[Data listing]
-=-=-=-=-
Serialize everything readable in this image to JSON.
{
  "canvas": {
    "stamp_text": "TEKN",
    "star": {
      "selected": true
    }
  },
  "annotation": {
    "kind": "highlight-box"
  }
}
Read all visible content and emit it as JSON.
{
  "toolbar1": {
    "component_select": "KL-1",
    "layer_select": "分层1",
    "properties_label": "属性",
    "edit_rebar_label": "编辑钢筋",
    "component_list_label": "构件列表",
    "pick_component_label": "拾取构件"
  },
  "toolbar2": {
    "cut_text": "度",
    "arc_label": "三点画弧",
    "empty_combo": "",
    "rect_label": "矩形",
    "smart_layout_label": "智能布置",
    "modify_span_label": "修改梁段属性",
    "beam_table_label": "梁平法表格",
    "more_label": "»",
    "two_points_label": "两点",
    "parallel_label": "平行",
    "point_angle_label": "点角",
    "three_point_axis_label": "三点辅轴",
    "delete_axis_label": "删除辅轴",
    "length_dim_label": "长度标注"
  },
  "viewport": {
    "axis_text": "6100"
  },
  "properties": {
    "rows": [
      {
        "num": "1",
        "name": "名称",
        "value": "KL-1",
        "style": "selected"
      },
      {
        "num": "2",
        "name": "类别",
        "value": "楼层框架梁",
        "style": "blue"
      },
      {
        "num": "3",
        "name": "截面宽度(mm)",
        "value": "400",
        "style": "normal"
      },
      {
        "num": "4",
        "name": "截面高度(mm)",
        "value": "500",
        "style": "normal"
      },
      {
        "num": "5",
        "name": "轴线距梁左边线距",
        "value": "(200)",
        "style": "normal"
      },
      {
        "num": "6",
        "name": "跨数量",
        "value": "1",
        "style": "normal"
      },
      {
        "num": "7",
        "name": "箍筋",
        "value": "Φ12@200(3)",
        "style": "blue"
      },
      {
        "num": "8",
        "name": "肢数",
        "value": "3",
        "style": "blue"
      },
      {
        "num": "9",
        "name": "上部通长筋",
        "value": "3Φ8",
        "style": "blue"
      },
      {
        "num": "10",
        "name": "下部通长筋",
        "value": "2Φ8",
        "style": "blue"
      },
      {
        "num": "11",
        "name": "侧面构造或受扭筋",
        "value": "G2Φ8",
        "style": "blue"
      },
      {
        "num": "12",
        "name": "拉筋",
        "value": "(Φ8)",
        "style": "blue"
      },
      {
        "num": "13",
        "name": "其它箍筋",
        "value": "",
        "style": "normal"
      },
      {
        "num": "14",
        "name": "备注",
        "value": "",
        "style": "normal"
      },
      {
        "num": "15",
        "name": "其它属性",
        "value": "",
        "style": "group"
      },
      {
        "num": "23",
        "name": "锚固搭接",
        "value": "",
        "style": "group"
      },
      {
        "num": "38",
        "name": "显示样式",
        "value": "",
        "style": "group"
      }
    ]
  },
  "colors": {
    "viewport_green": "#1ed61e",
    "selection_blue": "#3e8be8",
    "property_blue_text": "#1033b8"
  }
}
-=-=-=-=-
-- Task details --
Write out all the entries exactly.

-- Reply --
Serialize everything readable in this image to JSON.
{
  "canvas": {
    "stamp_text": "TEKN",
    "star": {
      "selected": true
    }
  },
  "annotation": {
    "kind": "highlight-box"
  }
}
Read all visible content and emit it as JSON.
{
  "toolbar1": {
    "component_select": "KL-1",
    "layer_select": "分层1",
    "properties_label": "属性",
    "edit_rebar_label": "编辑钢筋",
    "component_list_label": "构件列表",
    "pick_component_label": "拾取构件"
  },
  "toolbar2": {
    "cut_text": "度",
    "arc_label": "三点画弧",
    "empty_combo": "",
    "rect_label": "矩形",
    "smart_layout_label": "智能布置",
    "modify_span_label": "修改梁段属性",
    "beam_table_label": "梁平法表格",
    "more_label": "»",
    "two_points_label": "两点",
    "parallel_label": "平行",
    "point_angle_label": "点角",
    "three_point_axis_label": "三点辅轴",
    "delete_axis_label": "删除辅轴",
    "length_dim_label": "长度标注"
  },
  "viewport": {
    "axis_text": "6100"
  },
  "properties": {
    "rows": [
      {
        "num": "1",
        "name": "名称",
        "value": "KL-1",
        "style": "selected"
      },
      {
        "num": "2",
        "name": "类别",
        "value": "楼层框架梁",
        "style": "blue"
      },
      {
        "num": "3",
        "name": "截面宽度(mm)",
        "value": "400",
        "style": "normal"
      },
      {
        "num": "4",
        "name": "截面高度(mm)",
        "value": "500",
        "style": "normal"
      },
      {
        "num": "5",
        "name": "轴线距梁左边线距",
        "value": "(200)",
        "style": "normal"
      },
      {
        "num": "6",
        "name": "跨数量",
        "value": "1",
        "style": "normal"
      },
      {
        "num": "7",
        "name": "箍筋",
        "value": "Φ12@200(3)",
        "style": "blue"
      },
      {
        "num": "8",
        "name": "肢数",
        "value": "3",
        "style": "blue"
      },
      {
        "num": "9",
        "name": "上部通长筋",
        "value": "3Φ8",
        "style": "blue"
      },
      {
        "num": "10",
        "name": "下部通长筋",
        "value": "2Φ8",
        "style": "blue"
      },
      {
        "num": "11",
        "name": "侧面构造或受扭筋",
        "value": "G2Φ8",
        "style": "blue"
      },
      {
        "num": "12",
        "name": "拉筋",
        "value": "(Φ8)",
        "style": "blue"
      },
      {
        "num": "13",
        "name": "其它箍筋",
        "value": "",
        "style": "normal"
      },
      {
        "num": "14",
        "name": "备注",
        "value": "",
        "style": "normal"
      },
      {
        "num": "15",
        "name": "其它属性",
        "value": "",
        "style": "group"
      },
      {
        "num": "23",
        "name": "锚固搭接",
        "value": "",
        "style": "group"
      },
      {
        "num": "38",
        "name": "显示样式",
        "value": "",
        "style": "group"
      }
    ]
  },
  "colors": {
    "viewport_green": "#1ed61e",
    "selection_blue": "#3e8be8",
    "property_blue_text": "#1033b8"
  }
}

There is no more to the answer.